(Extracted records)
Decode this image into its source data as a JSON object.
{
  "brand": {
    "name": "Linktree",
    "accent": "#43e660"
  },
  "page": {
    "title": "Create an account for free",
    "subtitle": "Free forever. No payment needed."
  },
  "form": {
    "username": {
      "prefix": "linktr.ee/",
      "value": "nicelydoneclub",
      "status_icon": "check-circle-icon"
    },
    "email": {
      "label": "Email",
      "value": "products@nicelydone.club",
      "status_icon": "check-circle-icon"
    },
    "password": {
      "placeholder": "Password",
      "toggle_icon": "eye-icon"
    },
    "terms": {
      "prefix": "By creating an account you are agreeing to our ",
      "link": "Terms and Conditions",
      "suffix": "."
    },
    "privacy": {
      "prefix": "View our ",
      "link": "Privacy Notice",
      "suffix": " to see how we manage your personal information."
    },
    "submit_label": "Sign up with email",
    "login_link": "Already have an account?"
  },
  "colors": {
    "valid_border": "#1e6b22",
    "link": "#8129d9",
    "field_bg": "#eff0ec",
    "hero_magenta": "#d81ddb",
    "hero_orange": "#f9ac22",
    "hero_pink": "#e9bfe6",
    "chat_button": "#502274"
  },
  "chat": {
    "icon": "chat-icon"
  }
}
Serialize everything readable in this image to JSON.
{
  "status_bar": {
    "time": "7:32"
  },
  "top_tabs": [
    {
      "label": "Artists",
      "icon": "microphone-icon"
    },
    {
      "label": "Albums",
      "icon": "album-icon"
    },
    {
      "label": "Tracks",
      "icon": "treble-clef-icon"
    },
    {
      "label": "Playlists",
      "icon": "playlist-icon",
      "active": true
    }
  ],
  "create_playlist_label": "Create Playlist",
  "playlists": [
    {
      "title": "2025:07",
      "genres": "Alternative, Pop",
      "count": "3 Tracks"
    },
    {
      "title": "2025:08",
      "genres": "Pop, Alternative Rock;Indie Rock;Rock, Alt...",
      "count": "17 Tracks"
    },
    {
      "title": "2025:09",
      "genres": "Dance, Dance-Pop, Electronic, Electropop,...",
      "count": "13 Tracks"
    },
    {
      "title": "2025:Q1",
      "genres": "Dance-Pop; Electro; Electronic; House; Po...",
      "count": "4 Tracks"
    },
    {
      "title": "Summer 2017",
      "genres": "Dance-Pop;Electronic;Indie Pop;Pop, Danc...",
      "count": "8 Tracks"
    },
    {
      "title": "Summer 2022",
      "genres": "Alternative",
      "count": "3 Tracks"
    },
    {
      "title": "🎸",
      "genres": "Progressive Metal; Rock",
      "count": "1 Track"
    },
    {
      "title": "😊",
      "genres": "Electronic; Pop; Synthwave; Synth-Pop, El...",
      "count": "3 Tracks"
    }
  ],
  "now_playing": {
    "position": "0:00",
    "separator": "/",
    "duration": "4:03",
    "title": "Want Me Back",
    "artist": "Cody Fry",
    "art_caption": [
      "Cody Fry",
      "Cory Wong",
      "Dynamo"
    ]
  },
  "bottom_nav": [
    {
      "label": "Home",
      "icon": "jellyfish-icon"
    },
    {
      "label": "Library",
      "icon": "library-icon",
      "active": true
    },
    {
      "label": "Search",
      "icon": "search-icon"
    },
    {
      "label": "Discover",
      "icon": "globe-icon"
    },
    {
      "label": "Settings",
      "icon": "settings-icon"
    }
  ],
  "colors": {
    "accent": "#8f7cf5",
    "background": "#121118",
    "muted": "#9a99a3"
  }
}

Instruction | Tally the lines of the material above that contain the word "Dance" and report the total alone.

Output for this task | 3